ЗАДАНИЕ A - Воспроизведите слово в слово весь отрывок о нравственности в творчестве Булгакова.

ФРАГМЕНТ ТЕКСТА -
Но какая таинственная сила сокрыта в ничем не примечательных действиях этих ничем не примечательных людей? А ведь что-то и в самом деле сокрыто: уж слишком неприметны они сами в сравнении с тем великим Откровением, которое приходит с их именами. Слишком незначительны, несмотря на всю драматичность, их поступки, если рассматривать их сами по себе, безотносительно к тому сокровенному началу, которое одухотворяло их в те одновременно трагические и прекрасные дни, чтобы они могли остаться в памяти двадцати веков.
Далеко за ответом ходить не надо – совесть человеческая, человеческая нравственность – вот что освятило их. Именно нравственность возвысила столь обыденное по тем временам до символа. Больше того – до Credo целых народов…
Именно здесь ключ ко всему произведению, если и не ко всему творчеству Булгакова. Соединенные действия людей, руководимых лишь одним – совестью, творят величайшее из чудес. В основе чуда нет решительно ничего потустороннего, но столь могущественна сила нравственного начала в человеке, что мифологическое сознание готово примириться с этой тонкой метафизической материей только отдав ее во власть чего-то неземного. Но нечистая ли сила творила чудеса в Москве? Да и был ли Воланд?
Уж если тогда, на Страстной неделе, в Иерусалиме обошлось без «двенадцати легионов Ангелов», то здесь, вероятно, и подавно. Тем более, что и чудес-то особенных не было. Действительно,
ничтожной властвуя землею,
стал бы Воланд размениваться на такие мелочи, для которых вполне достаточно и обычного людского суда? Но, видно, такова уж была атмосфера того времени, что нормальный (а кто может сказать, что свершившееся воздаяние не было справедливым?) в нравственно нормальном обществе исход здесь воспринимается как прямое вмешательство могущественной потусторонней силы. Горький парадокс: Дьявол, творящий справедливость, – видно и впрямь Бог уже отвернулся…
Впрочем, можно возразить: все это – не более чем беллетристика, а в беллетристике допустимы гиперболы любого порядка. В жизни же все иначе. Здесь, в реальном потоке повседневности что-то не видно никаких сверхъестественных чудес, творимых простой человеческой нравственностью. Больше того, и самой нравственности-то часто вообще не заметно. Так что одно дело – художественное произведение, своего рода красивая сказка о чем-то недостижимом, другое – реальная жизнь. А в ней столь много неустроенного, что для борьбы со злом (не с этим, высоким, сказочным, а вполне земным, даже приземленным) нравственностью часто приходится поступаться. В отличие от красивой сказки, где всегда торжествует добро, в реальной жизни нравственность большей частью бессильна.

[Записи разметки по изображениям]
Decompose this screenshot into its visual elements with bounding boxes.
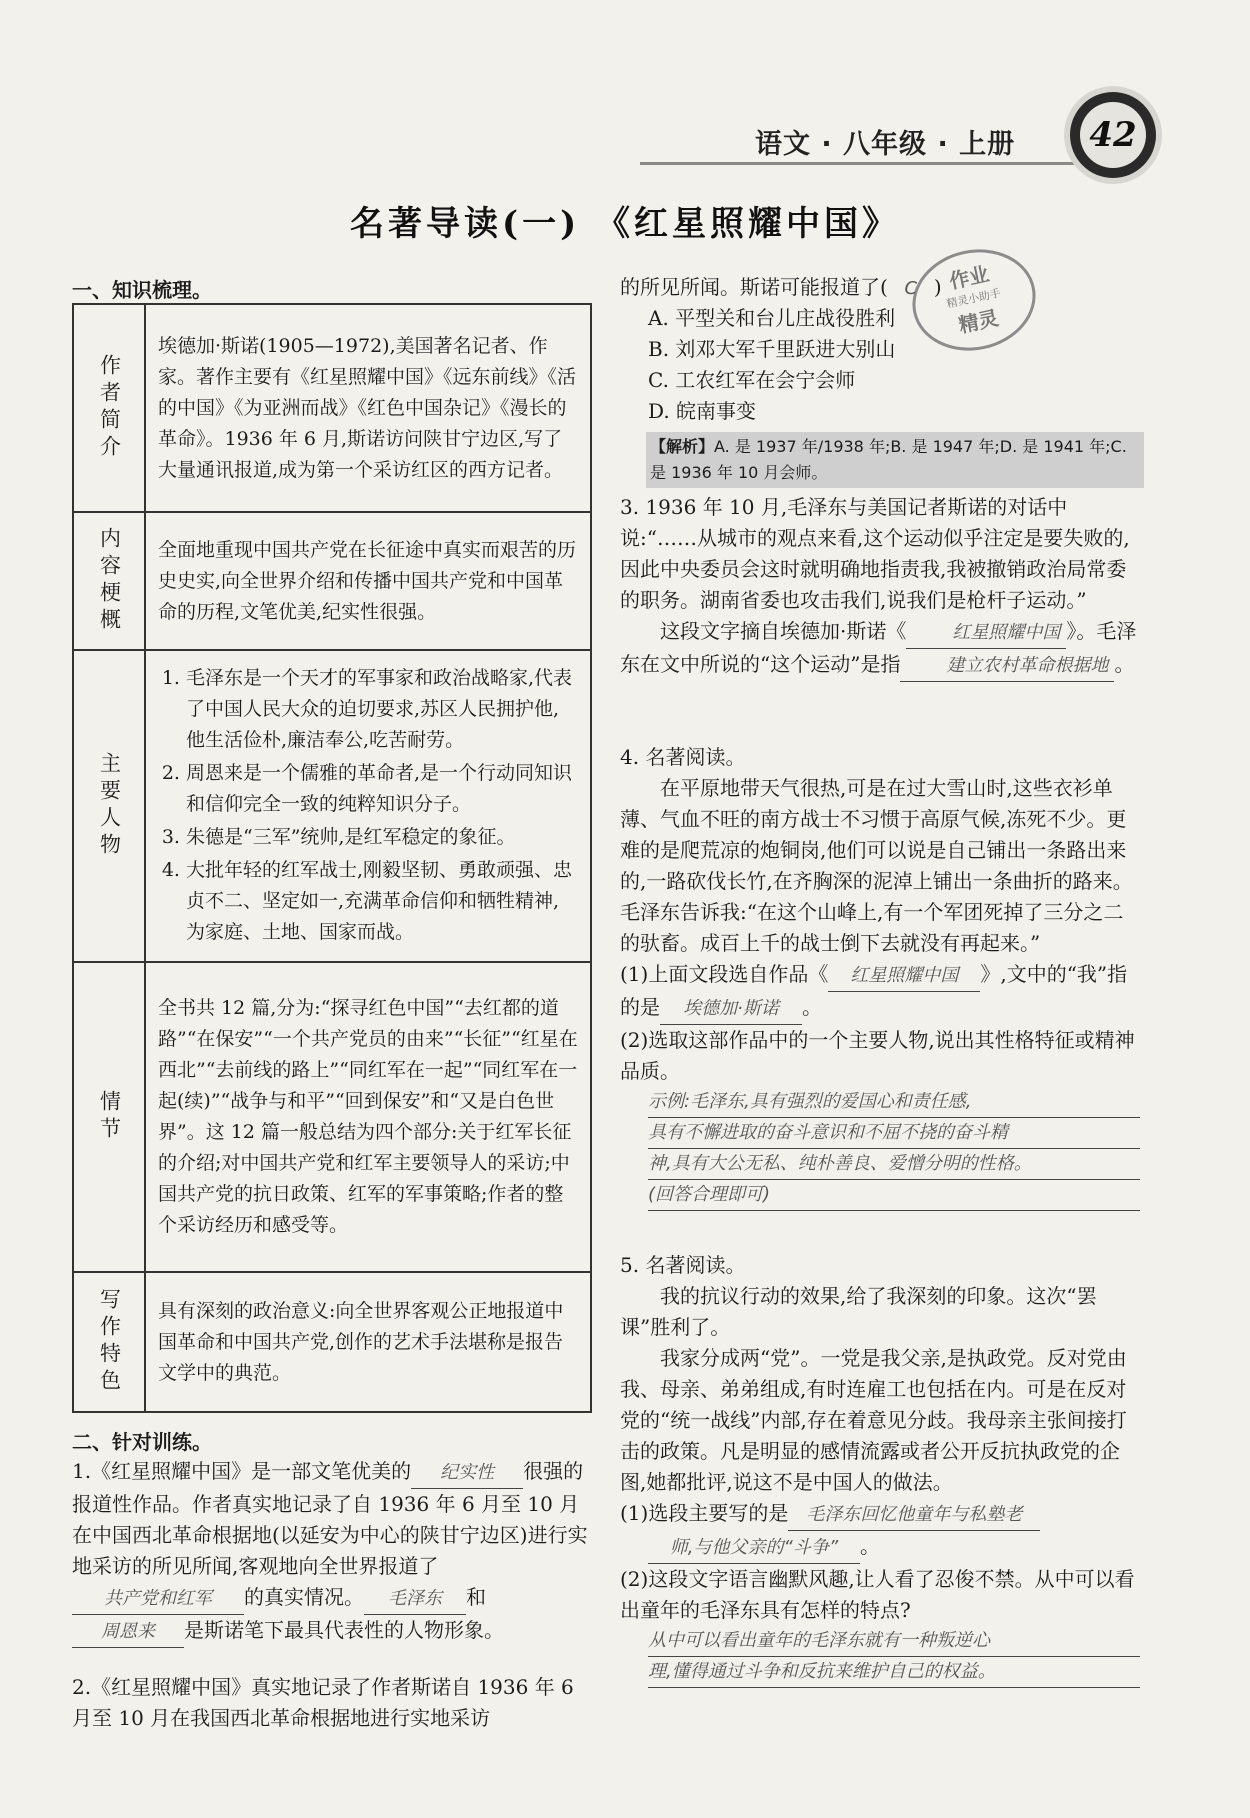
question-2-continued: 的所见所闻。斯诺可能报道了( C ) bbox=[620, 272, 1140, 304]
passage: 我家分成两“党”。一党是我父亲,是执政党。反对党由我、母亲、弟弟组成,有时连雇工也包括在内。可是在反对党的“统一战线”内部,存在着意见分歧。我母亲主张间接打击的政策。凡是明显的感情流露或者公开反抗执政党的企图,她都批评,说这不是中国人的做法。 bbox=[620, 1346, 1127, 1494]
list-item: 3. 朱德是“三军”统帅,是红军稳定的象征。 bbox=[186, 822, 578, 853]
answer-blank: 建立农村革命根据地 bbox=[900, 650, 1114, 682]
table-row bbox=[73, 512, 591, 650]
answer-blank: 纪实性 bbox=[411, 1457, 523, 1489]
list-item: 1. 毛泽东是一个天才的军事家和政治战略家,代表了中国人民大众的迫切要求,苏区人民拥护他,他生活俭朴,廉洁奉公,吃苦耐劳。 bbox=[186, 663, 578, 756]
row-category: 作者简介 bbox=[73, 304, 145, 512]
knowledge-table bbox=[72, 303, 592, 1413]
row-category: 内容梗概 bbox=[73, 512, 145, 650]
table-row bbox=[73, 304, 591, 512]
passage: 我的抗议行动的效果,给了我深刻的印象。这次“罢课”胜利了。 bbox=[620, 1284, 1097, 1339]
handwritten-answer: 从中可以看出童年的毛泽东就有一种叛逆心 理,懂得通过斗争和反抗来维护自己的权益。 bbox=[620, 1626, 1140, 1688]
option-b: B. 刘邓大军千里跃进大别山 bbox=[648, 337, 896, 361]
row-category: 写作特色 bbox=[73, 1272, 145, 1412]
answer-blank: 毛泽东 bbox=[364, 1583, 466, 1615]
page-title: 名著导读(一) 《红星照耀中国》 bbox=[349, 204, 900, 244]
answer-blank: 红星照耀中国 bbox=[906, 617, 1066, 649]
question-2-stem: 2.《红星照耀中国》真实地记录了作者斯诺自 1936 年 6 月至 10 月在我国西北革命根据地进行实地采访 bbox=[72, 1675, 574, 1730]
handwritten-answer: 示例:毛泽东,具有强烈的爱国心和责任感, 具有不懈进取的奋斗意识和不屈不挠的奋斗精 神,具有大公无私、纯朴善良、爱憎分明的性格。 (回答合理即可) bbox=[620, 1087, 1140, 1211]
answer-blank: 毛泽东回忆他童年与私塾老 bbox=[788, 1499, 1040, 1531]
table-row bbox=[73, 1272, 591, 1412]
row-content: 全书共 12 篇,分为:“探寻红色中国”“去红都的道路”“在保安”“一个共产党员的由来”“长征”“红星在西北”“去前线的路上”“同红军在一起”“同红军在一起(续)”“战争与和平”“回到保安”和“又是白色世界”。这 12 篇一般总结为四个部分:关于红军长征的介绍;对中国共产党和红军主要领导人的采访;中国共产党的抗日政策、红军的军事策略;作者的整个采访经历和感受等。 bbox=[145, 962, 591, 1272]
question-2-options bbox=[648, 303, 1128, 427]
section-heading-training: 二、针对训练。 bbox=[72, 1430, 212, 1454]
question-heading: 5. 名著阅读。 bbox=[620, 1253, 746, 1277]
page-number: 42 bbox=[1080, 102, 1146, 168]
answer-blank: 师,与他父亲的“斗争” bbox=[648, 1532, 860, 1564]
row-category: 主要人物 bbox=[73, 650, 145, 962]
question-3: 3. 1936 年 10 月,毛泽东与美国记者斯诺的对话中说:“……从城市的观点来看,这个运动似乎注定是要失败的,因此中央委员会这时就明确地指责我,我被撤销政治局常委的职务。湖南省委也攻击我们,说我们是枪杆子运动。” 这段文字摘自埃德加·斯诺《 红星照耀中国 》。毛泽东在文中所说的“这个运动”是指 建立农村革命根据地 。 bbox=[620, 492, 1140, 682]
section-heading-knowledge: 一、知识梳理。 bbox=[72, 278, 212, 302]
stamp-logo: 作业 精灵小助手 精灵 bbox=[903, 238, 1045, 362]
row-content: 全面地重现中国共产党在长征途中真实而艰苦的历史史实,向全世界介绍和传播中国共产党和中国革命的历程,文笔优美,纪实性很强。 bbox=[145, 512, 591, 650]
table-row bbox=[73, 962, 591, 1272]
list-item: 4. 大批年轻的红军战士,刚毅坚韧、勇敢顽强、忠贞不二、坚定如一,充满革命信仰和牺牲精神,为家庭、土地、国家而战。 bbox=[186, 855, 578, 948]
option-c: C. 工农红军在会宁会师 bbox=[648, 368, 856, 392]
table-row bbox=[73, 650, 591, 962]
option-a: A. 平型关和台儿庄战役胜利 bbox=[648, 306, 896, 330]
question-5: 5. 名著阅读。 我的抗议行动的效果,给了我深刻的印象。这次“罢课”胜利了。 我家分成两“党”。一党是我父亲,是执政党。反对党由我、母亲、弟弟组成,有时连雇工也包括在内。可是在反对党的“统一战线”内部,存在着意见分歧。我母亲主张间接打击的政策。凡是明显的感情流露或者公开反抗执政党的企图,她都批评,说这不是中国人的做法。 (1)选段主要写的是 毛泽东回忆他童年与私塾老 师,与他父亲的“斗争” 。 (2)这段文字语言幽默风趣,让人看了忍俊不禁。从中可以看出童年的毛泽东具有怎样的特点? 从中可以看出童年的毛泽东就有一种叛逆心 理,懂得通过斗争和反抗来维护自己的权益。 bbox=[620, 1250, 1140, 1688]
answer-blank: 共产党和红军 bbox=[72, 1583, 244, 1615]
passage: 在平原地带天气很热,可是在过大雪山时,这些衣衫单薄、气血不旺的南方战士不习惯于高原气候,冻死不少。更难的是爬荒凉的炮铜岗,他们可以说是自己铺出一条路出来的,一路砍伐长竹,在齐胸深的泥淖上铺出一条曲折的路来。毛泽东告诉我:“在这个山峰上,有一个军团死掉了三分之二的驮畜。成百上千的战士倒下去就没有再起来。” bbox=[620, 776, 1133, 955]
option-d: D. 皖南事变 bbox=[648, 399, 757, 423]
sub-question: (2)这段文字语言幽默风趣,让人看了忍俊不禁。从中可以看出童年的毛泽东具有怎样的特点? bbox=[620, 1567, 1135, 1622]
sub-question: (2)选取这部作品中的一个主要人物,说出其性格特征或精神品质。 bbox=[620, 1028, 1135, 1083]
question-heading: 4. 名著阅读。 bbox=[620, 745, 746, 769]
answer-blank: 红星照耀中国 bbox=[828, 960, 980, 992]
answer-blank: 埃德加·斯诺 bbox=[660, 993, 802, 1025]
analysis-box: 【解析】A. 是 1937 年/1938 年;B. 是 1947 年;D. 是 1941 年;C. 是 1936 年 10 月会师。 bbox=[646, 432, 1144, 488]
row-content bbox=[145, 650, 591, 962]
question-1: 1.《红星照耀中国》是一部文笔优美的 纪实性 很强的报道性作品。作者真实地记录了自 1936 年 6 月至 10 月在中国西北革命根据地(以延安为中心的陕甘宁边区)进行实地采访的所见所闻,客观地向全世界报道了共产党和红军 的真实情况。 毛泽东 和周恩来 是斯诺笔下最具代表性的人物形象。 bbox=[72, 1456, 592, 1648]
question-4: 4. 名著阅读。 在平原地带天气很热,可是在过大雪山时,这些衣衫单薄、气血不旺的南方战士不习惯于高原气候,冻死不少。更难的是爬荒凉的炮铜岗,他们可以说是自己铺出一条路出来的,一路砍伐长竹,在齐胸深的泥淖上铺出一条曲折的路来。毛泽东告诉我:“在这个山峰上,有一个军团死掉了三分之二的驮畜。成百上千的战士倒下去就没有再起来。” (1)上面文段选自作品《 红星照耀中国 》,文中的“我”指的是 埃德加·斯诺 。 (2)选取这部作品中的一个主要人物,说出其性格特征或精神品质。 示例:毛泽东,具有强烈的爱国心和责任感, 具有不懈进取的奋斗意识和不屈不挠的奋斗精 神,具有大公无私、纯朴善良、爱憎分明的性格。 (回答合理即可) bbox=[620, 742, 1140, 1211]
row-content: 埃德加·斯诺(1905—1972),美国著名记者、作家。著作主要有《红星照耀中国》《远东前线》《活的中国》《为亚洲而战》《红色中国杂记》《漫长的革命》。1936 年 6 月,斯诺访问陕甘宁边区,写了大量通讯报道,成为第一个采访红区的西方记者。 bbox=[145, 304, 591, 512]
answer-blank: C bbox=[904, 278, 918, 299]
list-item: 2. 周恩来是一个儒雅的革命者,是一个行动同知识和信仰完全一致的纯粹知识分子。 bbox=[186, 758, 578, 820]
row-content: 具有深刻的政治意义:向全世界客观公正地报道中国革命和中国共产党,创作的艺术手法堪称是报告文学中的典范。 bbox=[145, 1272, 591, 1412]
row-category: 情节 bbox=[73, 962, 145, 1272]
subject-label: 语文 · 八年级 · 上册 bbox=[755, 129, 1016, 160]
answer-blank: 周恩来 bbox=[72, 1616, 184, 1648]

ЗАДАНИЕ B - Выпишите из записей без изменений строки от той, где есть «question-2-continued: 的所见所闻。斯诺可能报道了( C», до той, где есть «table-row bbox=[73, 1272, 591, 1412]», включая обе.

ПОЛНЫЙ ОТВЕТ A -
Но какая таинственная сила сокрыта в ничем не примечательных действиях этих ничем не примечательных людей? А ведь что-то и в самом деле сокрыто: уж слишком неприметны они сами в сравнении с тем великим Откровением, которое приходит с их именами. Слишком незначительны, несмотря на всю драматичность, их поступки, если рассматривать их сами по себе, безотносительно к тому сокровенному началу, которое одухотворяло их в те одновременно трагические и прекрасные дни, чтобы они могли остаться в памяти двадцати веков.
Далеко за ответом ходить не надо – совесть человеческая, человеческая нравственность – вот что освятило их. Именно нравственность возвысила столь обыденное по тем временам до символа. Больше того – до Credo целых народов…
Именно здесь ключ ко всему произведению, если и не ко всему творчеству Булгакова. Соединенные действия людей, руководимых лишь одним – совестью, творят величайшее из чудес. В основе чуда нет решительно ничего потустороннего, но столь могущественна сила нравственного начала в человеке, что мифологическое сознание готово примириться с этой тонкой метафизической материей только отдав ее во власть чего-то неземного. Но нечистая ли сила творила чудеса в Москве? Да и был ли Воланд?
Уж если тогда, на Страстной неделе, в Иерусалиме обошлось без «двенадцати легионов Ангелов», то здесь, вероятно, и подавно. Тем более, что и чудес-то особенных не было. Действительно,
ничтожной властвуя землею,
стал бы Воланд размениваться на такие мелочи, для которых вполне достаточно и обычного людского суда? Но, видно, такова уж была атмосфера того времени, что нормальный (а кто может сказать, что свершившееся воздаяние не было справедливым?) в нравственно нормальном обществе исход здесь воспринимается как прямое вмешательство могущественной потусторонней силы. Горький парадокс: Дьявол, творящий справедливость, – видно и впрямь Бог уже отвернулся…
Впрочем, можно возразить: все это – не более чем беллетристика, а в беллетристике допустимы гиперболы любого порядка. В жизни же все иначе. Здесь, в реальном потоке повседневности что-то не видно никаких сверхъестественных чудес, творимых простой человеческой нравственностью. Больше того, и самой нравственности-то часто вообще не заметно. Так что одно дело – художественное произведение, своего рода красивая сказка о чем-то недостижимом, другое – реальная жизнь. А в ней столь много неустроенного, что для борьбы со злом (не с этим, высоким, сказочным, а вполне земным, даже приземленным) нравственностью часто приходится поступаться. В отличие от красивой сказки, где всегда торжествует добро, в реальной жизни нравственность большей частью бессильна.

ПОЛНЫЙ ОТВЕТ B -
question-2-continued: 的所见所闻。斯诺可能报道了( C ) bbox=[620, 272, 1140, 304]
passage: 我家分成两“党”。一党是我父亲,是执政党。反对党由我、母亲、弟弟组成,有时连雇工也包括在内。可是在反对党的“统一战线”内部,存在着意见分歧。我母亲主张间接打击的政策。凡是明显的感情流露或者公开反抗执政党的企图,她都批评,说这不是中国人的做法。 bbox=[620, 1346, 1127, 1494]
list-item: 3. 朱德是“三军”统帅,是红军稳定的象征。 bbox=[186, 822, 578, 853]
answer-blank: 建立农村革命根据地 bbox=[900, 650, 1114, 682]
table-row bbox=[73, 512, 591, 650]
answer-blank: 纪实性 bbox=[411, 1457, 523, 1489]
list-item: 1. 毛泽东是一个天才的军事家和政治战略家,代表了中国人民大众的迫切要求,苏区人民拥护他,他生活俭朴,廉洁奉公,吃苦耐劳。 bbox=[186, 663, 578, 756]
row-category: 作者简介 bbox=[73, 304, 145, 512]
knowledge-table bbox=[72, 303, 592, 1413]
row-category: 内容梗概 bbox=[73, 512, 145, 650]
table-row bbox=[73, 304, 591, 512]
passage: 我的抗议行动的效果,给了我深刻的印象。这次“罢课”胜利了。 bbox=[620, 1284, 1097, 1339]
handwritten-answer: 从中可以看出童年的毛泽东就有一种叛逆心 理,懂得通过斗争和反抗来维护自己的权益。 bbox=[620, 1626, 1140, 1688]
option-b: B. 刘邓大军千里跃进大别山 bbox=[648, 337, 896, 361]
row-category: 写作特色 bbox=[73, 1272, 145, 1412]
answer-blank: 毛泽东 bbox=[364, 1583, 466, 1615]
page-title: 名著导读(一) 《红星照耀中国》 bbox=[349, 204, 900, 244]
answer-blank: 红星照耀中国 bbox=[906, 617, 1066, 649]
question-2-stem: 2.《红星照耀中国》真实地记录了作者斯诺自 1936 年 6 月至 10 月在我国西北革命根据地进行实地采访 bbox=[72, 1675, 574, 1730]
handwritten-answer: 示例:毛泽东,具有强烈的爱国心和责任感, 具有不懈进取的奋斗意识和不屈不挠的奋斗精 神,具有大公无私、纯朴善良、爱憎分明的性格。 (回答合理即可) bbox=[620, 1087, 1140, 1211]
answer-blank: 毛泽东回忆他童年与私塾老 bbox=[788, 1499, 1040, 1531]
table-row bbox=[73, 1272, 591, 1412]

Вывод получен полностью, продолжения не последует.